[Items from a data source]
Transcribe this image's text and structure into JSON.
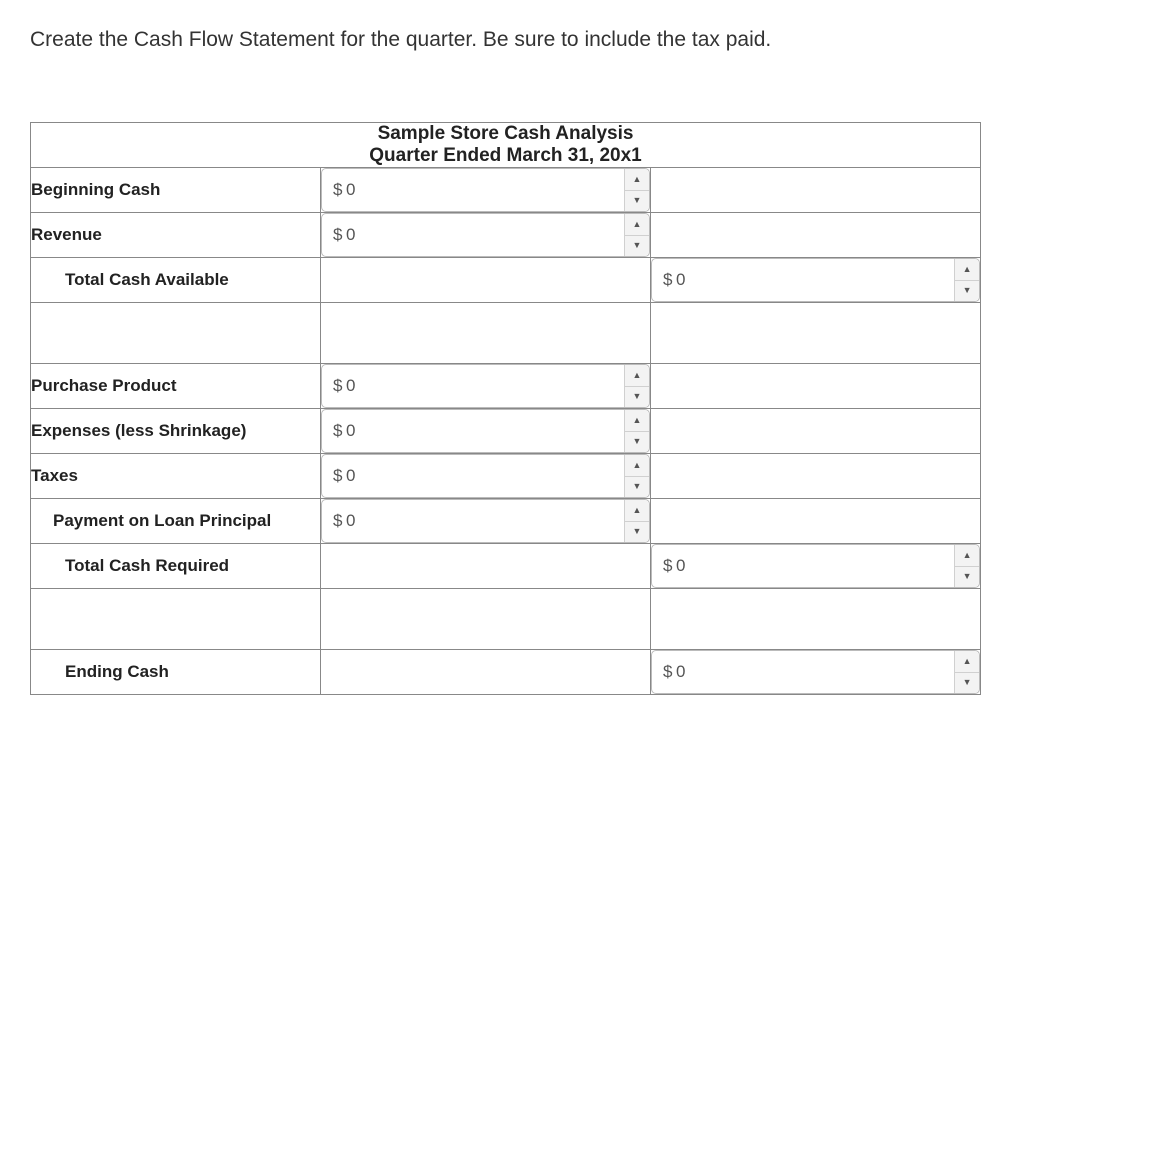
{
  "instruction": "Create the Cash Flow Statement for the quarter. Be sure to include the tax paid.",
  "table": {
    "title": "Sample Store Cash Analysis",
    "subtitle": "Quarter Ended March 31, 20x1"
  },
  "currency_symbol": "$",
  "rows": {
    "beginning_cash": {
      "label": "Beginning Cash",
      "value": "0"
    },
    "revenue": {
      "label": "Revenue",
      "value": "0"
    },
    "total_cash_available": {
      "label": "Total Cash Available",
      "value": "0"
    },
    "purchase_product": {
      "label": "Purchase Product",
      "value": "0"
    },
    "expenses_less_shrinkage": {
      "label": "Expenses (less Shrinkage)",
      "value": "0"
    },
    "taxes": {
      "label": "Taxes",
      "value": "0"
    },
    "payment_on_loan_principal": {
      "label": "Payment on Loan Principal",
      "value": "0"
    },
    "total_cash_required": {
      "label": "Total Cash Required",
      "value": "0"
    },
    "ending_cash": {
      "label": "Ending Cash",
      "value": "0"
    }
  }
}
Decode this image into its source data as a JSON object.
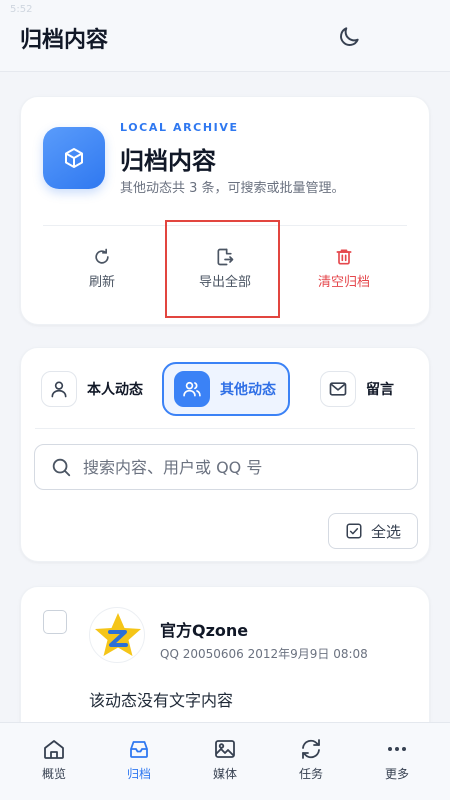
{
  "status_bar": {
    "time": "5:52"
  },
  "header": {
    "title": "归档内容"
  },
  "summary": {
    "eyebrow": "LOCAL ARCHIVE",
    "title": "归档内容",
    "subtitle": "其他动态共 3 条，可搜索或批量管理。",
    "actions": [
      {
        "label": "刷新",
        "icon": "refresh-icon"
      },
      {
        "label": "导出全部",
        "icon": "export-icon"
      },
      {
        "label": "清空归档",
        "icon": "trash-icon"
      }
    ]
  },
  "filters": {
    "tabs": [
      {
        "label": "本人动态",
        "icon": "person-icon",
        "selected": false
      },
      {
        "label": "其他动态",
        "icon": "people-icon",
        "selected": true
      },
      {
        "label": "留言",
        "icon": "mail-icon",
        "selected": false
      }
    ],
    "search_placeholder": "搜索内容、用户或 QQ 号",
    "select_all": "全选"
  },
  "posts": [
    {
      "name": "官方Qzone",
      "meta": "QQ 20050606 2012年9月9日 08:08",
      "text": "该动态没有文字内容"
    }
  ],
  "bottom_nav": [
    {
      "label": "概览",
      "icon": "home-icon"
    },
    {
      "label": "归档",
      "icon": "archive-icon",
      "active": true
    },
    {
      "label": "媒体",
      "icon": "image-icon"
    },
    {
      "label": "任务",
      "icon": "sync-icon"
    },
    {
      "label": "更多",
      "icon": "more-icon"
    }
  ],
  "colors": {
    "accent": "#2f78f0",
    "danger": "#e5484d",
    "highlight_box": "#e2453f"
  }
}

→ **Brief**: Scan the data for the word "this" and copy every line where it shows up.

→ **Correct answer**:
Transcribe this image's text and structure into JSON.
Decode this image into its source data as a JSON object.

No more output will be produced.